[Collected data]

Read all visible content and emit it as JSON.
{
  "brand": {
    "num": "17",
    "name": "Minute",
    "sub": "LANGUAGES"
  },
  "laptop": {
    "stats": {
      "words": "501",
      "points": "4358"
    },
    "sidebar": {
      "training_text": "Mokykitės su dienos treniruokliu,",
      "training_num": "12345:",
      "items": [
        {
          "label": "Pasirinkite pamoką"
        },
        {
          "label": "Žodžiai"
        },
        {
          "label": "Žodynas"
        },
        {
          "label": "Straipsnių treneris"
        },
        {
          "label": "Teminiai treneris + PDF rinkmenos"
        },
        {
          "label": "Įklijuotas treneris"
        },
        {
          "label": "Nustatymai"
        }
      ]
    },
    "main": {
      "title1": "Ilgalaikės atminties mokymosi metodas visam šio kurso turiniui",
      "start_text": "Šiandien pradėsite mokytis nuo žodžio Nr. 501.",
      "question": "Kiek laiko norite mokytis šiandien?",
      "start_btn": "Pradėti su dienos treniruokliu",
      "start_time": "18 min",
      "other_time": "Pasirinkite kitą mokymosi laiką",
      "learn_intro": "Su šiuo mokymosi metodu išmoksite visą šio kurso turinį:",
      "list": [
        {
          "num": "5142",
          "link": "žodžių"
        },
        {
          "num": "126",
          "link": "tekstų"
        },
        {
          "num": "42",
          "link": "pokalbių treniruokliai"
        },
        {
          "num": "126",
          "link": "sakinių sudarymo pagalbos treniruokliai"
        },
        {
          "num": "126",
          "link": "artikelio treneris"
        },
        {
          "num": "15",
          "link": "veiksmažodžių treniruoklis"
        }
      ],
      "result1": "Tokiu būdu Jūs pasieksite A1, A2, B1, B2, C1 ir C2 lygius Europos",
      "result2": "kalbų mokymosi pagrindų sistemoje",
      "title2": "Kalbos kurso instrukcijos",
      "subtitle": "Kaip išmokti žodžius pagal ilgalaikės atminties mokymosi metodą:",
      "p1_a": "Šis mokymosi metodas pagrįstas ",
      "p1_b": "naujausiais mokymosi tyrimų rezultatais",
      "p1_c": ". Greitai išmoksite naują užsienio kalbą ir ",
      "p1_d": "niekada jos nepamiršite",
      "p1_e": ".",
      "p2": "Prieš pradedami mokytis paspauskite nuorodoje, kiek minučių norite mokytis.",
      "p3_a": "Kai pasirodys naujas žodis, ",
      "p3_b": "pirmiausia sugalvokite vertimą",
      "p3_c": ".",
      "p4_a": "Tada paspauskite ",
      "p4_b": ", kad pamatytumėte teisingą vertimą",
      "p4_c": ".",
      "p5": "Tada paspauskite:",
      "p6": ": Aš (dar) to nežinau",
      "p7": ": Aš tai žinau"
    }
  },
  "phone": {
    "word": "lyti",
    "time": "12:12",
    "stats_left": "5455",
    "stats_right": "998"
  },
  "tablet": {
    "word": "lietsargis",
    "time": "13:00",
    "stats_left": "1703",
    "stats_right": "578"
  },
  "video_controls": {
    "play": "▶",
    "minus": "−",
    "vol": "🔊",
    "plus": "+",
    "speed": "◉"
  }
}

== Exercise directions ==
Give only the number of lines in the records that include the word "paspauskite".

== Written reply ==
3